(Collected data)
____

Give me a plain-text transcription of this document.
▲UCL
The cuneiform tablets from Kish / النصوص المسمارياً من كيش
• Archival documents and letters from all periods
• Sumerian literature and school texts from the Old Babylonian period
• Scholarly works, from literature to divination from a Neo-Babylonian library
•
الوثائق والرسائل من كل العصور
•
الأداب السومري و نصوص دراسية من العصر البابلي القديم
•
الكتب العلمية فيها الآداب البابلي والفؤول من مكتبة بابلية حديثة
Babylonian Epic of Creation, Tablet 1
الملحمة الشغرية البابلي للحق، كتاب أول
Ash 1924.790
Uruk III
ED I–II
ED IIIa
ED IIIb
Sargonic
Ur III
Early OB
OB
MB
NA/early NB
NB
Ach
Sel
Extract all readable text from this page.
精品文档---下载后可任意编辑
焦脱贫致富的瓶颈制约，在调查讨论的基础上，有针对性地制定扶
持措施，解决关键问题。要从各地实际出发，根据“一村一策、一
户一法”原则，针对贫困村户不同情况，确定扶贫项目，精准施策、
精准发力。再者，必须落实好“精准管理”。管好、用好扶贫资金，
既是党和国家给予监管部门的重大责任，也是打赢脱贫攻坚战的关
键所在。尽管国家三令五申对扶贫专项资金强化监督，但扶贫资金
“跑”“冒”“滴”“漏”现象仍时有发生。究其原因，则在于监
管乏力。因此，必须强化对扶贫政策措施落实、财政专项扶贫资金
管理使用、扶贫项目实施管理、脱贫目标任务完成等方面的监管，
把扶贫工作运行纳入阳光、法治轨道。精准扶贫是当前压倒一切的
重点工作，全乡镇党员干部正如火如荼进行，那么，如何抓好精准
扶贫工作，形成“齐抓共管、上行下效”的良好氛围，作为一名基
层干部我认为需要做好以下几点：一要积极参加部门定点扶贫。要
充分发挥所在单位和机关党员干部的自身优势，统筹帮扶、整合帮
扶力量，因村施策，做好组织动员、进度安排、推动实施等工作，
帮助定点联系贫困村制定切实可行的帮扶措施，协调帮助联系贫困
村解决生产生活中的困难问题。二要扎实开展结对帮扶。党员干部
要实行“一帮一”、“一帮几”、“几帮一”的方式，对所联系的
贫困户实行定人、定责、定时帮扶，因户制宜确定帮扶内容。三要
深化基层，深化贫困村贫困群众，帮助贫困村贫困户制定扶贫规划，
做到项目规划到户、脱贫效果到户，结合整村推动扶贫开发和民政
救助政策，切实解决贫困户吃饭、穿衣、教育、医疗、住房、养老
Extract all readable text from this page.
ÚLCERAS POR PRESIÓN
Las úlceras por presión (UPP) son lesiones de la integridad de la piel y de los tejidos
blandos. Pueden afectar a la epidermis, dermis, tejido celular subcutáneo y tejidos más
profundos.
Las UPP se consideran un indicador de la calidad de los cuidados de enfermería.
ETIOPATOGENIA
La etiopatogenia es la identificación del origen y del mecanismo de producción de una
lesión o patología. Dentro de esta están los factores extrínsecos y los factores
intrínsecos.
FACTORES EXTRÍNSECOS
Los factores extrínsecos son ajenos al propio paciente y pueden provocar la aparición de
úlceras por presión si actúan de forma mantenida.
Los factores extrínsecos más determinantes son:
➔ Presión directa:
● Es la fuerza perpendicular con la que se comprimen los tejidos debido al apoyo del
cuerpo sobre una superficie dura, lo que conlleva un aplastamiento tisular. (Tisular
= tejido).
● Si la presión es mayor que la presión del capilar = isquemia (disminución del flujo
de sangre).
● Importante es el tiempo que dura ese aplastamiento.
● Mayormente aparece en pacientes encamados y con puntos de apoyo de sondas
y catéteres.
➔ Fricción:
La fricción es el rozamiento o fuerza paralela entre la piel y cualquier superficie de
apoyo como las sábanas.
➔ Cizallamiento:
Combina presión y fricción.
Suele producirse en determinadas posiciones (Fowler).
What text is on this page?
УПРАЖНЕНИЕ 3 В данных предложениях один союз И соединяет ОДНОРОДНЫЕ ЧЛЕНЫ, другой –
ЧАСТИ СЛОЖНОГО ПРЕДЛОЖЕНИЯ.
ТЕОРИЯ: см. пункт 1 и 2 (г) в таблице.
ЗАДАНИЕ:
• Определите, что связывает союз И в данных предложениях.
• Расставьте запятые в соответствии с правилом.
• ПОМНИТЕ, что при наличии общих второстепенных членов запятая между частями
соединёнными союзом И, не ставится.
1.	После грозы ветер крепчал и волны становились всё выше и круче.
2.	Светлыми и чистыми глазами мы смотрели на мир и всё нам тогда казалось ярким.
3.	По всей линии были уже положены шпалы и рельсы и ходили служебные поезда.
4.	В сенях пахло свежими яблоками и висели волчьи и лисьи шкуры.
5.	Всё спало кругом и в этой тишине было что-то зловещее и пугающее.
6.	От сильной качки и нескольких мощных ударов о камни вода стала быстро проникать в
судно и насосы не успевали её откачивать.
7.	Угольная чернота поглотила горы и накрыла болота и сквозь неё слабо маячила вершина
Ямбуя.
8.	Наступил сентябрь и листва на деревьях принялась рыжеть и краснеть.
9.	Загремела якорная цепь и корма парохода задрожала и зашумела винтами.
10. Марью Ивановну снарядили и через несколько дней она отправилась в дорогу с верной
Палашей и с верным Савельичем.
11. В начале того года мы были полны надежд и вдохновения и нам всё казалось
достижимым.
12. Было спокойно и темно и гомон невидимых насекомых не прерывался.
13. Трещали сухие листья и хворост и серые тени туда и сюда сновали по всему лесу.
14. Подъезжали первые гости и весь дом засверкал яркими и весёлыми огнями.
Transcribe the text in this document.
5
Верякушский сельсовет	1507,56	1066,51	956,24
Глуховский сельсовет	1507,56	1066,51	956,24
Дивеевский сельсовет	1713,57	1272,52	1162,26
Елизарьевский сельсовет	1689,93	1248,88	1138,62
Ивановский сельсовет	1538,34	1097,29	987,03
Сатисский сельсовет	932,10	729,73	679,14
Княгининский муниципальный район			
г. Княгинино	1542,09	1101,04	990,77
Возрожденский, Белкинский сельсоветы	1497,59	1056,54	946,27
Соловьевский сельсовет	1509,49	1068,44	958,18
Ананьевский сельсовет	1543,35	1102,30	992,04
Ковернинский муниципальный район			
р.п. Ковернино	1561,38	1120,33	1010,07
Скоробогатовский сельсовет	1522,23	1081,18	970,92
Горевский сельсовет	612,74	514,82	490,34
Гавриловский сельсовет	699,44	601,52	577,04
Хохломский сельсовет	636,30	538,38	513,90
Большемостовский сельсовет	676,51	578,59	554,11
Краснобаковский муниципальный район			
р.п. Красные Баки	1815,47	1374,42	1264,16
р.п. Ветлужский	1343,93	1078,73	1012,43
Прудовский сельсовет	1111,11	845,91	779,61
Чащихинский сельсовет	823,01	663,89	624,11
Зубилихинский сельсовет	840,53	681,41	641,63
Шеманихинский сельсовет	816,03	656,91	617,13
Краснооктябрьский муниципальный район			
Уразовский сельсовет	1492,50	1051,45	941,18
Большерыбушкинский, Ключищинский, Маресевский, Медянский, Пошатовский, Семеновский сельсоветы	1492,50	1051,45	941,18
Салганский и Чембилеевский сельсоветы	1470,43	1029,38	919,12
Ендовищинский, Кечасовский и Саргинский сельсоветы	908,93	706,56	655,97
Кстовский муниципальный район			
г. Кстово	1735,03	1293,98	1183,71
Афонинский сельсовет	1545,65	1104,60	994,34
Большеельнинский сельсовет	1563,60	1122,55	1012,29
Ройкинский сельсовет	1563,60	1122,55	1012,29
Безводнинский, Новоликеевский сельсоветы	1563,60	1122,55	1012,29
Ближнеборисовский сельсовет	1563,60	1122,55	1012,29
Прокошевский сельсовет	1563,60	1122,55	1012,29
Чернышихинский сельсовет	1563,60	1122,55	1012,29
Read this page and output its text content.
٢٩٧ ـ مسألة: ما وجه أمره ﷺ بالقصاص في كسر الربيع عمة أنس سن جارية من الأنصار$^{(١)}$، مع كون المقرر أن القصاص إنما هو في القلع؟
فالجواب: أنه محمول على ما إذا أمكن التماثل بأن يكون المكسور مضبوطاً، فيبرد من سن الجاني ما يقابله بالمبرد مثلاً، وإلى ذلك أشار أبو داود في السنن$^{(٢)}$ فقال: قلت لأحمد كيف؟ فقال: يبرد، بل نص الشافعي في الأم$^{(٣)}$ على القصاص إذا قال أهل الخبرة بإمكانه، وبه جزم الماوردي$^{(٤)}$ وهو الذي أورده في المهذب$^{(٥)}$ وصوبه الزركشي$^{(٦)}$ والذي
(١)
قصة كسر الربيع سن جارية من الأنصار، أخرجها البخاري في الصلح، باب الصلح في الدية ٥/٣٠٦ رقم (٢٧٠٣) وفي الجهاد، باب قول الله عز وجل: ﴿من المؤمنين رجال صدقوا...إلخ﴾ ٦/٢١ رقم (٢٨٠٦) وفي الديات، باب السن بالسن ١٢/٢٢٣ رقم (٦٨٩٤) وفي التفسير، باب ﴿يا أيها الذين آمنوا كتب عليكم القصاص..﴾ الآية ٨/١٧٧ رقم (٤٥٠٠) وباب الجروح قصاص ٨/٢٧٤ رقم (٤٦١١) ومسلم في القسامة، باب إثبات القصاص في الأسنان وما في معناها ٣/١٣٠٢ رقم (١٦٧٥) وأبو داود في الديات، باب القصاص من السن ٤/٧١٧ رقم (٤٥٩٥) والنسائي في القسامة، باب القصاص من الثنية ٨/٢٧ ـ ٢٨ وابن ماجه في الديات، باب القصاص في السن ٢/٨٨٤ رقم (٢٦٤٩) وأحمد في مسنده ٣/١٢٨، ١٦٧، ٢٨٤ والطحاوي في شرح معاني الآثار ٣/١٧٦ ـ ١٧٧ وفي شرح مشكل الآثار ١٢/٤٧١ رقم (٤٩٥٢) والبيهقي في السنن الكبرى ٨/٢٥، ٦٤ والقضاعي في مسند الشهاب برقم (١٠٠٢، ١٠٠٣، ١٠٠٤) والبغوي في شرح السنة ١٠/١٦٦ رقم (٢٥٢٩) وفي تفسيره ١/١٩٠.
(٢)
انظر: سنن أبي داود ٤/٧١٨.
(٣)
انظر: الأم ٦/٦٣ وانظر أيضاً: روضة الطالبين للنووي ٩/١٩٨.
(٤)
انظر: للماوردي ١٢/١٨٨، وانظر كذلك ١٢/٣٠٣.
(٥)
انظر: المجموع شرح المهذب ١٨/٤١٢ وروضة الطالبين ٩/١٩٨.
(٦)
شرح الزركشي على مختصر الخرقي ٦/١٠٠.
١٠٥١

____

**GOAL OF THE EXERCISE:** Find the word "tejidos" in the entries above and gather every line that holds it.

**COMPLETED EXERCISE:**
Las úlceras por presión (UPP) son lesiones de la integridad de la piel y de los tejidos
blandos. Pueden afectar a la epidermis, dermis, tejido celular subcutáneo y tejidos más
● Es la fuerza perpendicular con la que se comprimen los tejidos debido al apoyo del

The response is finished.